- Do this
Look for the word "Energy" in the entries below, then copy every line that has it.

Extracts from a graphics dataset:
⁂
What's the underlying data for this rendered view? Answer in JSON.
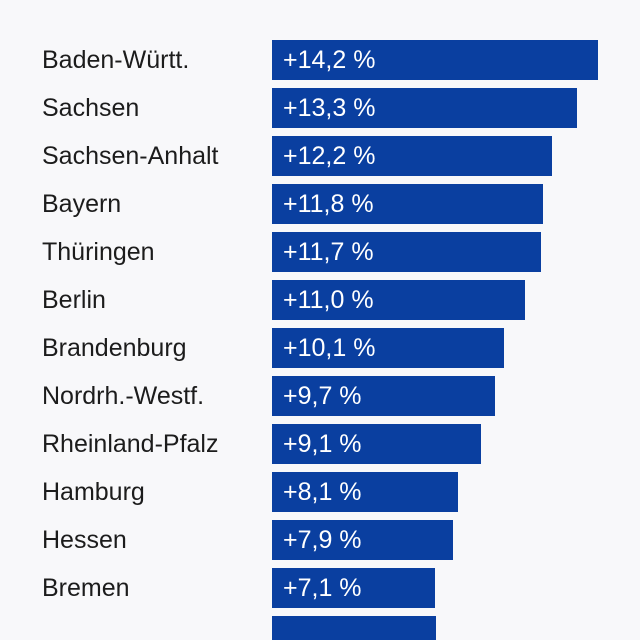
{
  "chart_data": {
    "type": "bar",
    "orientation": "horizontal",
    "title": "",
    "xlabel": "",
    "ylabel": "",
    "xlim": [
      0,
      14.2
    ],
    "grid": false,
    "legend": "none",
    "bar_color": "#0a3fa0",
    "categories": [
      "Baden-Württ.",
      "Sachsen",
      "Sachsen-Anhalt",
      "Bayern",
      "Thüringen",
      "Berlin",
      "Brandenburg",
      "Nordrh.-Westf.",
      "Rheinland-Pfalz",
      "Hamburg",
      "Hessen",
      "Bremen"
    ],
    "values": [
      14.2,
      13.3,
      12.2,
      11.8,
      11.7,
      11.0,
      10.1,
      9.7,
      9.1,
      8.1,
      7.9,
      7.1
    ],
    "data_labels": [
      "+14,2 %",
      "+13,3 %",
      "+12,2 %",
      "+11,8 %",
      "+11,7 %",
      "+11,0 %",
      "+10,1 %",
      "+9,7 %",
      "+9,1 %",
      "+8,1 %",
      "+7,9 %",
      "+7,1 %"
    ]
  }
}
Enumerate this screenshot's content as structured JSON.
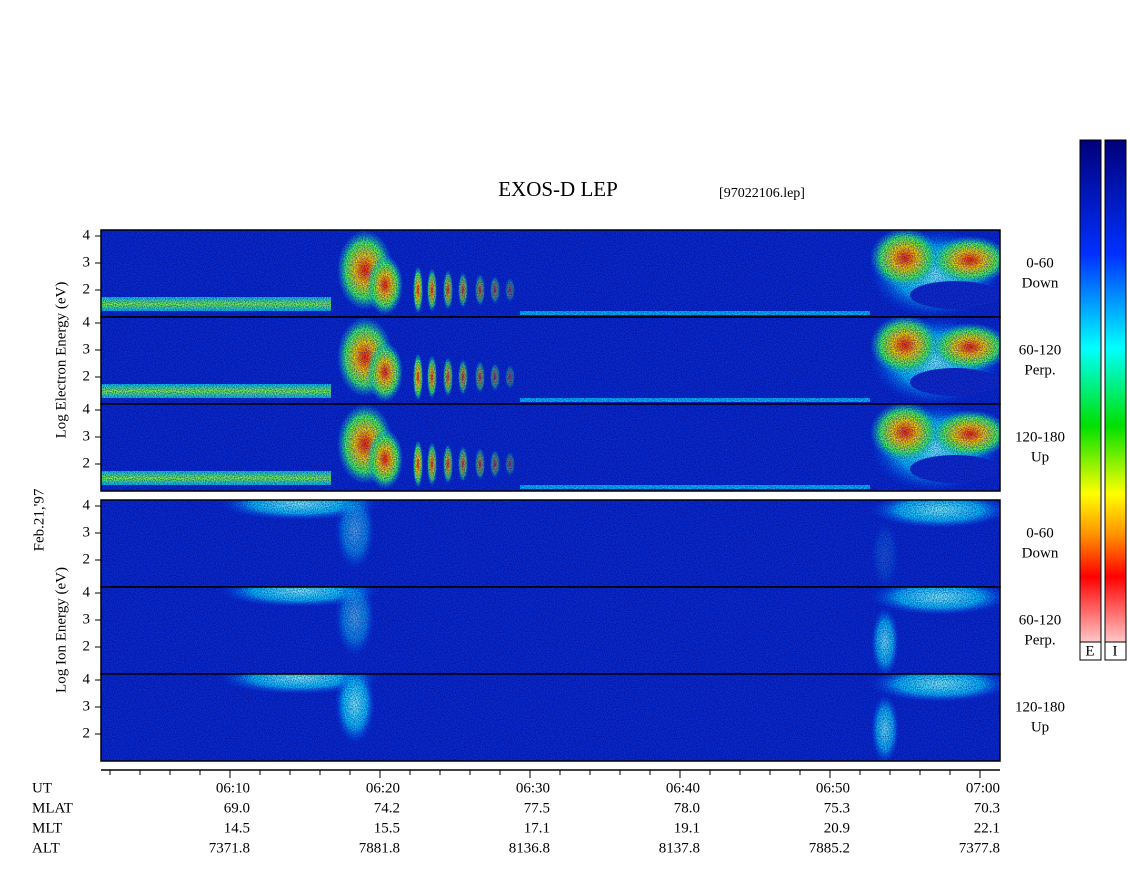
{
  "header": {
    "title": "EXOS-D LEP",
    "file": "[97022106.lep]"
  },
  "side_labels": {
    "electron": "Log   Electron   Energy (eV)",
    "date": "Feb.21,'97",
    "ion": "Log   Ion   Energy (eV)"
  },
  "panels": [
    {
      "ticks": [
        "4",
        "3",
        "2"
      ],
      "label": [
        "0-60",
        "Down"
      ]
    },
    {
      "ticks": [
        "4",
        "3",
        "2"
      ],
      "label": [
        "60-120",
        "Perp."
      ]
    },
    {
      "ticks": [
        "4",
        "3",
        "2"
      ],
      "label": [
        "120-180",
        "Up"
      ]
    },
    {
      "ticks": [
        "4",
        "3",
        "2"
      ],
      "label": [
        "0-60",
        "Down"
      ]
    },
    {
      "ticks": [
        "4",
        "3",
        "2"
      ],
      "label": [
        "60-120",
        "Perp."
      ]
    },
    {
      "ticks": [
        "4",
        "3",
        "2"
      ],
      "label": [
        "120-180",
        "Up"
      ]
    }
  ],
  "time_axis": {
    "rows": [
      {
        "name": "UT",
        "values": [
          "06:10",
          "06:20",
          "06:30",
          "06:40",
          "06:50",
          "07:00"
        ]
      },
      {
        "name": "MLAT",
        "values": [
          "69.0",
          "74.2",
          "77.5",
          "78.0",
          "75.3",
          "70.3"
        ]
      },
      {
        "name": "MLT",
        "values": [
          "14.5",
          "15.5",
          "17.1",
          "19.1",
          "20.9",
          "22.1"
        ]
      },
      {
        "name": "ALT",
        "values": [
          "7371.8",
          "7881.8",
          "8136.8",
          "8137.8",
          "7885.2",
          "7377.8"
        ]
      }
    ]
  },
  "colorbar": {
    "labels": [
      "E",
      "I"
    ]
  }
}
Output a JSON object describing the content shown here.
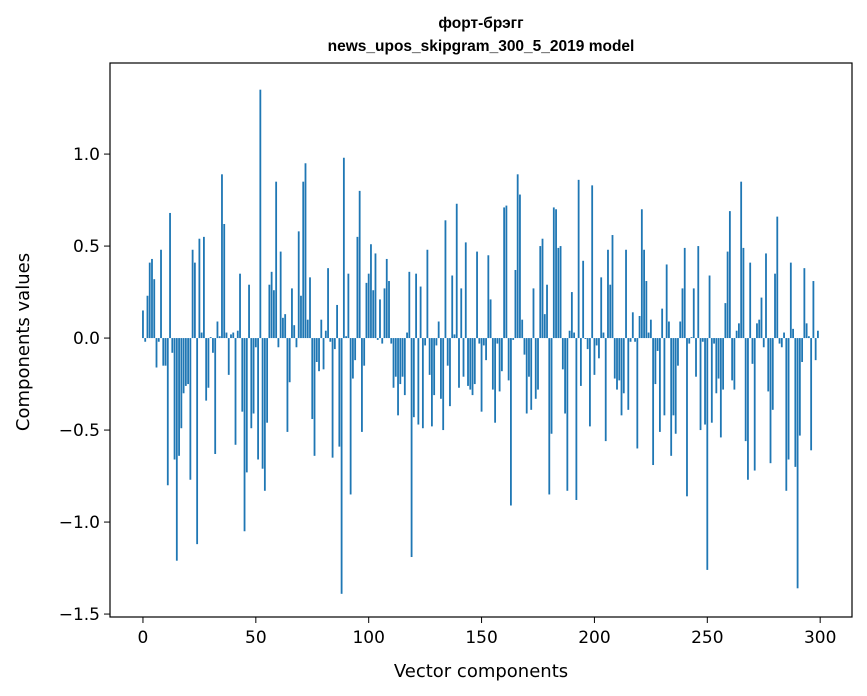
{
  "chart_data": {
    "type": "bar",
    "title_line1": "форт-брэгг",
    "title_line2": "news_upos_skipgram_300_5_2019 model",
    "xlabel": "Vector components",
    "ylabel": "Components values",
    "xlim": [
      -14.6,
      314.1
    ],
    "ylim": [
      -1.516,
      1.495
    ],
    "xticks": [
      0,
      50,
      100,
      150,
      200,
      250,
      300
    ],
    "xtick_labels": [
      "0",
      "50",
      "100",
      "150",
      "200",
      "250",
      "300"
    ],
    "yticks": [
      1.0,
      0.5,
      0.0,
      -0.5,
      -1.0,
      -1.5
    ],
    "ytick_labels": [
      "1.0",
      "0.5",
      "0.0",
      "−0.5",
      "−1.0",
      "−1.5"
    ],
    "grid": false,
    "bar_color": "#1f77b4",
    "values": [
      0.15,
      -0.02,
      0.23,
      0.41,
      0.43,
      0.32,
      -0.16,
      -0.02,
      0.48,
      -0.15,
      -0.15,
      -0.8,
      0.68,
      -0.08,
      -0.66,
      -1.21,
      -0.64,
      -0.49,
      -0.3,
      -0.26,
      -0.25,
      -0.77,
      0.48,
      0.41,
      -1.12,
      0.54,
      0.03,
      0.55,
      -0.34,
      -0.27,
      0.005,
      -0.08,
      -0.63,
      0.09,
      0.01,
      0.89,
      0.62,
      0.03,
      -0.2,
      0.02,
      0.03,
      -0.58,
      0.04,
      0.35,
      -0.4,
      -1.05,
      -0.73,
      0.29,
      -0.49,
      -0.41,
      -0.05,
      -0.66,
      1.35,
      -0.71,
      -0.83,
      -0.46,
      0.29,
      0.36,
      0.26,
      0.85,
      -0.05,
      0.47,
      0.11,
      0.13,
      -0.51,
      -0.24,
      0.27,
      0.07,
      -0.05,
      0.58,
      0.23,
      0.85,
      0.95,
      0.1,
      0.33,
      -0.44,
      -0.64,
      -0.13,
      -0.18,
      0.1,
      -0.17,
      0.04,
      0.38,
      -0.02,
      -0.65,
      -0.06,
      0.18,
      -0.59,
      -1.39,
      0.98,
      0.01,
      0.35,
      -0.85,
      -0.22,
      -0.12,
      0.55,
      0.8,
      -0.51,
      -0.15,
      0.3,
      0.35,
      0.51,
      0.26,
      0.46,
      -0.01,
      0.21,
      -0.03,
      0.27,
      0.43,
      0.31,
      -0.03,
      -0.27,
      -0.21,
      -0.42,
      -0.25,
      -0.21,
      -0.31,
      0.03,
      0.36,
      -1.19,
      -0.43,
      0.35,
      -0.47,
      0.28,
      -0.49,
      -0.04,
      0.48,
      -0.2,
      -0.48,
      -0.31,
      -0.04,
      0.09,
      -0.33,
      -0.5,
      0.64,
      -0.15,
      -0.37,
      0.34,
      0.02,
      0.73,
      -0.27,
      0.27,
      -0.21,
      0.52,
      -0.26,
      -0.28,
      -0.31,
      -0.25,
      0.47,
      -0.03,
      -0.4,
      -0.04,
      -0.12,
      0.45,
      0.21,
      -0.28,
      -0.46,
      -0.03,
      -0.29,
      -0.18,
      0.71,
      0.72,
      -0.23,
      -0.91,
      -0.01,
      0.37,
      0.89,
      0.78,
      0.1,
      -0.09,
      -0.41,
      -0.21,
      -0.39,
      0.27,
      -0.33,
      -0.28,
      0.5,
      0.54,
      0.13,
      0.29,
      -0.85,
      -0.52,
      0.71,
      0.7,
      0.49,
      0.5,
      -0.17,
      -0.41,
      -0.83,
      0.04,
      0.25,
      0.03,
      -0.88,
      0.86,
      -0.26,
      0.42,
      -0.005,
      -0.06,
      -0.48,
      0.83,
      -0.2,
      -0.04,
      -0.11,
      0.33,
      0.03,
      -0.56,
      0.48,
      0.29,
      0.56,
      -0.22,
      -0.28,
      -0.23,
      -0.42,
      -0.3,
      0.48,
      -0.39,
      -0.02,
      0.14,
      -0.02,
      -0.6,
      0.12,
      0.7,
      0.48,
      0.31,
      0.03,
      0.1,
      -0.69,
      -0.25,
      -0.07,
      -0.51,
      0.16,
      -0.42,
      0.4,
      0.09,
      -0.64,
      -0.42,
      -0.52,
      -0.15,
      0.09,
      0.27,
      0.49,
      -0.86,
      -0.03,
      0.005,
      0.27,
      -0.21,
      0.5,
      -0.5,
      -0.02,
      -0.47,
      -1.26,
      0.34,
      -0.46,
      -0.03,
      -0.3,
      -0.22,
      -0.54,
      -0.28,
      0.19,
      0.47,
      0.69,
      -0.23,
      -0.28,
      0.04,
      0.08,
      0.85,
      0.49,
      -0.56,
      -0.77,
      0.41,
      -0.14,
      -0.72,
      0.08,
      0.1,
      0.22,
      -0.05,
      0.46,
      -0.29,
      -0.68,
      -0.39,
      0.35,
      0.66,
      -0.03,
      -0.05,
      0.03,
      -0.83,
      -0.66,
      0.41,
      0.05,
      -0.7,
      -1.36,
      -0.53,
      -0.13,
      0.38,
      0.08,
      0.01,
      -0.61,
      0.31,
      -0.12,
      0.04
    ]
  }
}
⁂
- Output of the task
    "electron": "Log   Electron   Energy (eV)",
    "ion": "Log   Ion   Energy (eV)"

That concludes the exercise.